__Extracted text__:
● ● ● ● ● ● ●

Dylan McDermott was cast as the lead, Ben Harmon, in late April 2011. His character was initially described as "a handsome and masculine but sensitive therapist who loves his family but has hurt his wife." McDermott stated that he wanted to do the role to break away from his previous role as Bobby Donnell in the ABC series The Practice. "This was exactly why I wanted to do this show – to change it up and do a different kind of character," he said. "People think of me as the guy from The Practice...I wanted to turn that [notion] on its head and hopefully I'm doing that [with this show]."

In May 2011, Taissa Farmiga and Evan Peters were the last lead actors to be cast, portraying Violet Harmon and Tate Langdon, respectively. Farmiga said that she loved Violet "immediately" and that "she had spunk to her, she had attitude." Ryan Murphy has described Tate as the "true monster" of the series, adding, "To Evan's great credit and the credit of the writers, I think Evan's done an amazingly difficult job making a monster sympathetic."

● ● ● ● ● ● ●

__Listed records__:
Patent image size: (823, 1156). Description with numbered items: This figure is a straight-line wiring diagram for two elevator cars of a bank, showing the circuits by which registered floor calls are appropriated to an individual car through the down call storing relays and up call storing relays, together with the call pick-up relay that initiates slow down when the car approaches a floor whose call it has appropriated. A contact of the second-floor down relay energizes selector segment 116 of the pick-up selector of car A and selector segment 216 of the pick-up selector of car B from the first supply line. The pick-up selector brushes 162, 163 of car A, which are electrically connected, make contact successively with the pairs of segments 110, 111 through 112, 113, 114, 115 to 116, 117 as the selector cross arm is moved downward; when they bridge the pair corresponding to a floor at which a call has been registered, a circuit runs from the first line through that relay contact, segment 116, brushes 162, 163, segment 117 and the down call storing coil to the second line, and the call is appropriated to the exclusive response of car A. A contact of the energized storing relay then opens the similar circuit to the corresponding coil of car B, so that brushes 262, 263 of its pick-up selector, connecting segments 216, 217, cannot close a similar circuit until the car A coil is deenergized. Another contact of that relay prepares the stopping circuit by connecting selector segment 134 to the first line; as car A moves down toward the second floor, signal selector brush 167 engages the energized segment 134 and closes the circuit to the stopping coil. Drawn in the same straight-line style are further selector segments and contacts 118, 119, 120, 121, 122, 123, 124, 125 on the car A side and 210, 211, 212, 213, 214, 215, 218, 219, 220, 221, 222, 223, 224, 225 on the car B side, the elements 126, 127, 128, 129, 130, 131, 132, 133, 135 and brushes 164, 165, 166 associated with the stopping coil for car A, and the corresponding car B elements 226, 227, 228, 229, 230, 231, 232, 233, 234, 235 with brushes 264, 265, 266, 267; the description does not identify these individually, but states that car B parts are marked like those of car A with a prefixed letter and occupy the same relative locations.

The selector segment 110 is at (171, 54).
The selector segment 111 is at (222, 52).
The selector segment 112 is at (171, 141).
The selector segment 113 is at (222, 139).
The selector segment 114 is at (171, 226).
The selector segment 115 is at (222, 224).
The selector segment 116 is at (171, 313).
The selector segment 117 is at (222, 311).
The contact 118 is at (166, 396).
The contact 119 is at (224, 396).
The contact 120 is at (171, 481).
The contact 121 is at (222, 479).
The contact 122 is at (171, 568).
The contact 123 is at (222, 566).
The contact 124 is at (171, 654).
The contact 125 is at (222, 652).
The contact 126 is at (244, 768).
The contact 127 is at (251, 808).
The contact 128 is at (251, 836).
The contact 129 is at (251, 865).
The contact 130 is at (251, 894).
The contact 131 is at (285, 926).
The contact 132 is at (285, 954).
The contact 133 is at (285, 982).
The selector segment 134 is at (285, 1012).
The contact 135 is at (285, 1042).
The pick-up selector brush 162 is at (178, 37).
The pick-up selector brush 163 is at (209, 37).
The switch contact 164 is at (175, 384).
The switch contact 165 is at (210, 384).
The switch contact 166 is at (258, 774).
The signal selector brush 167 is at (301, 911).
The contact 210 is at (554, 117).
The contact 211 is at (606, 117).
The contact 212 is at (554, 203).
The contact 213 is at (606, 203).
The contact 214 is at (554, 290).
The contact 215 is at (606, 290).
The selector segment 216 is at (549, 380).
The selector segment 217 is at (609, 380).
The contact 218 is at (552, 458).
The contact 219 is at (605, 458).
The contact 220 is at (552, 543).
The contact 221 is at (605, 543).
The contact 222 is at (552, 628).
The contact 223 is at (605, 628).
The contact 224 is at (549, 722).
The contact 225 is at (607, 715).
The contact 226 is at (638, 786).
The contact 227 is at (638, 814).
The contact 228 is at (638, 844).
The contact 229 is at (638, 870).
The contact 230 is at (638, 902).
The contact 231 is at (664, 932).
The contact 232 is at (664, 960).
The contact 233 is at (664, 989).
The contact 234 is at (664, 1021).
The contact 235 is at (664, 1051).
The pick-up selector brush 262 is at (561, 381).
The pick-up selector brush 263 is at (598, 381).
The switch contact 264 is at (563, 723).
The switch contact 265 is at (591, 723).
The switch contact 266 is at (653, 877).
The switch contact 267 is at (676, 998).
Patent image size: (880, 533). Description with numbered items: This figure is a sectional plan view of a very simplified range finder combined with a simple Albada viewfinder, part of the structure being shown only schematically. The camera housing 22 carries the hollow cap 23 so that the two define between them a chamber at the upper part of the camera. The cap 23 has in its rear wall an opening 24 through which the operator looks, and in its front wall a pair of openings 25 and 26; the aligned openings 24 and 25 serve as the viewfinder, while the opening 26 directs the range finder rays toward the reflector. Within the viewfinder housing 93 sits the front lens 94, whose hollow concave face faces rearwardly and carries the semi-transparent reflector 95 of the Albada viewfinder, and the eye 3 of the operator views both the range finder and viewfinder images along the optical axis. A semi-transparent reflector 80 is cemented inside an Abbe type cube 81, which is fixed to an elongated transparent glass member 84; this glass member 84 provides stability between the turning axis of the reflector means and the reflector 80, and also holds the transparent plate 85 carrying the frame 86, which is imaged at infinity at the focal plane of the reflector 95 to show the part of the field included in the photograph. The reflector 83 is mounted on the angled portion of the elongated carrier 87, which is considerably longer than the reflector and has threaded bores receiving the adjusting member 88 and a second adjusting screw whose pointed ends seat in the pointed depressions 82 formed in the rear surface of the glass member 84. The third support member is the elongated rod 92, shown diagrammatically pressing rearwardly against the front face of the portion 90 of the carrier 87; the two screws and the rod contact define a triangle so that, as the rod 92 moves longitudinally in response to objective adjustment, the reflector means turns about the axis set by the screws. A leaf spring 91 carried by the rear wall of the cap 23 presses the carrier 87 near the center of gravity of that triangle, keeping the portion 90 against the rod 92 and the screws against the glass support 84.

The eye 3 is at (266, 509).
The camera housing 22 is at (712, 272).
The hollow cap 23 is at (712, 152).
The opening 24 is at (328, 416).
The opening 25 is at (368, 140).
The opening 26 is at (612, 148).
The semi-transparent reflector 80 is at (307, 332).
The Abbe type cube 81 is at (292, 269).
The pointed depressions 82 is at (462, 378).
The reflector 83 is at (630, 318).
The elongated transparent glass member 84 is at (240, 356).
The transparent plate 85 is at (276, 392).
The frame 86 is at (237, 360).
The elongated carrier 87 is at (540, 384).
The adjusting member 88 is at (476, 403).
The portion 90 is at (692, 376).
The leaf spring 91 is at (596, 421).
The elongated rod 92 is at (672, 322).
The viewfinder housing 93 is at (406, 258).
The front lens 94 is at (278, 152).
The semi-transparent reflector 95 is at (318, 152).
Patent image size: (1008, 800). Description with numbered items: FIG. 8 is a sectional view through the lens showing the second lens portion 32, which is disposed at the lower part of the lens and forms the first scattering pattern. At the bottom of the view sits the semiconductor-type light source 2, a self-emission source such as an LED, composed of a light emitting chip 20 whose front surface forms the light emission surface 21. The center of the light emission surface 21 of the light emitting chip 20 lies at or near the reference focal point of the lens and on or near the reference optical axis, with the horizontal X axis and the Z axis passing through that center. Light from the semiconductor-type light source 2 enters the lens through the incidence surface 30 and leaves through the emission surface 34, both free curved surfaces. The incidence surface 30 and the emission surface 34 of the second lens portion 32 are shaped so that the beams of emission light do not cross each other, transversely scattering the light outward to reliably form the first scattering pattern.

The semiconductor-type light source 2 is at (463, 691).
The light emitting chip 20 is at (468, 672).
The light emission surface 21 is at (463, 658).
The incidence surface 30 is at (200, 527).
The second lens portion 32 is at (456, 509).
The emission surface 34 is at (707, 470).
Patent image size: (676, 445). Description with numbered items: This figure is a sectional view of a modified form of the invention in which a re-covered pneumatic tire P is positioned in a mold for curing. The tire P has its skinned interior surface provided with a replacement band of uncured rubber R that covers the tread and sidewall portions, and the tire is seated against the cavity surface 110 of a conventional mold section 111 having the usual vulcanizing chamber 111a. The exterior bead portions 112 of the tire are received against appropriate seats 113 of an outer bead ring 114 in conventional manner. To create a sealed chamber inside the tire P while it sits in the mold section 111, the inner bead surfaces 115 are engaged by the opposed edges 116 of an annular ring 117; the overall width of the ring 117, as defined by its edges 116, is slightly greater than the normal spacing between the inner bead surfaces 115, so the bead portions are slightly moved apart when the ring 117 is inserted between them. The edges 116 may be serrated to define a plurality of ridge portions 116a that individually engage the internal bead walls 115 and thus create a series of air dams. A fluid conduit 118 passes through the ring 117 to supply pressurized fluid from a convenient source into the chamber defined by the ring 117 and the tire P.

● ● ● ● ● ● ●

__What is expected__:
Can you copy out the whole casting passage above, word for word?

__Solved exercise__:
Dylan McDermott was cast as the lead, Ben Harmon, in late April 2011. His character was initially described as "a handsome and masculine but sensitive therapist who loves his family but has hurt his wife." McDermott stated that he wanted to do the role to break away from his previous role as Bobby Donnell in the ABC series The Practice. "This was exactly why I wanted to do this show – to change it up and do a different kind of character," he said. "People think of me as the guy from The Practice...I wanted to turn that [notion] on its head and hopefully I'm doing that [with this show]."

In May 2011, Taissa Farmiga and Evan Peters were the last lead actors to be cast, portraying Violet Harmon and Tate Langdon, respectively. Farmiga said that she loved Violet "immediately" and that "she had spunk to her, she had attitude." Ryan Murphy has described Tate as the "true monster" of the series, adding, "To Evan's great credit and the credit of the writers, I think Evan's done an amazingly difficult job making a monster sympathetic."